■ **Instructions to follow**:
Take each line containing the word "祝大家考试顺利" and copy it.

▼

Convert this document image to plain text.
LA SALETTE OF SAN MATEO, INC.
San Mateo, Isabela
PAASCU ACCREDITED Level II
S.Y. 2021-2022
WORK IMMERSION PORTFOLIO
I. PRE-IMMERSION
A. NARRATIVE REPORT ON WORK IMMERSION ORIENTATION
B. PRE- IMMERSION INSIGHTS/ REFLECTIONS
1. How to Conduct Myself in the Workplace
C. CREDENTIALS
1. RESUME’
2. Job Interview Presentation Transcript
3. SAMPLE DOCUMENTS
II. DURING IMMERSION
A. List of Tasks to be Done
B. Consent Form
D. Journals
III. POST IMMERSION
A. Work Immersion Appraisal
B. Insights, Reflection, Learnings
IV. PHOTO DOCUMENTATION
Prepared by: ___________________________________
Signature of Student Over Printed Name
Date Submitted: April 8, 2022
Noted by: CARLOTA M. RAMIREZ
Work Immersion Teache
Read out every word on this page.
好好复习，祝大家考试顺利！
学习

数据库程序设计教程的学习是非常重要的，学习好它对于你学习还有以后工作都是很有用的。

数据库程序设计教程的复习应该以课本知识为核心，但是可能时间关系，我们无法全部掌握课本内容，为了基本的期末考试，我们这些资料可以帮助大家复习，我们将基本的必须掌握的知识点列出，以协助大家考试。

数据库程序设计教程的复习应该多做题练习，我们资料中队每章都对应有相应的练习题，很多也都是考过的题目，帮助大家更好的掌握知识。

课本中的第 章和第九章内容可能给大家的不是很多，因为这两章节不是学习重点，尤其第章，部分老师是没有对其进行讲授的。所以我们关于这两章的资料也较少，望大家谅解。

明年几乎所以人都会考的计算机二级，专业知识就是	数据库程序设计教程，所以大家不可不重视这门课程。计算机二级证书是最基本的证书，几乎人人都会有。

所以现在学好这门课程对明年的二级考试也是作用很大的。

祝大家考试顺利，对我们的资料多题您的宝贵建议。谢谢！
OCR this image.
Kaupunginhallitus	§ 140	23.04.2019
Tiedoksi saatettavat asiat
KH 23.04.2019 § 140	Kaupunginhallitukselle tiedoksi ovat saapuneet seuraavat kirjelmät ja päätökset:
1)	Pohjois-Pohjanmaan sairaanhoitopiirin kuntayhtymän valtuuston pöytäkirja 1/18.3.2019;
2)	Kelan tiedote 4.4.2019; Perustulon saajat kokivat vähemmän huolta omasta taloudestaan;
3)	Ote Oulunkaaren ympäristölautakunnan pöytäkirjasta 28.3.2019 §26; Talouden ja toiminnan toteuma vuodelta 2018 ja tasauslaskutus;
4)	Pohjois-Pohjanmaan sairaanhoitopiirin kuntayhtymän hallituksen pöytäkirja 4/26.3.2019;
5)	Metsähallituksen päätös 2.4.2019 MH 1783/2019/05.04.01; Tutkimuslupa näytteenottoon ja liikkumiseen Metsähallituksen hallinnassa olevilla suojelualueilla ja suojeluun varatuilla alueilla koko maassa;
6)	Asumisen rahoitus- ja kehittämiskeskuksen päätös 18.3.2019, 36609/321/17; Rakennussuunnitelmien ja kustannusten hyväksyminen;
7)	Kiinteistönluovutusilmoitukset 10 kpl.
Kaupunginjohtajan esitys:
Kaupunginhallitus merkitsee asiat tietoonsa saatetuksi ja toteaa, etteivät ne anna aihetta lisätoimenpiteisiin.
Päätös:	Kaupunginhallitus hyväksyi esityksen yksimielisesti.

▲

■ **Output of the exercise**:
好好复习，祝大家考试顺利！
祝大家考试顺利，对我们的资料多题您的宝贵建议。谢谢！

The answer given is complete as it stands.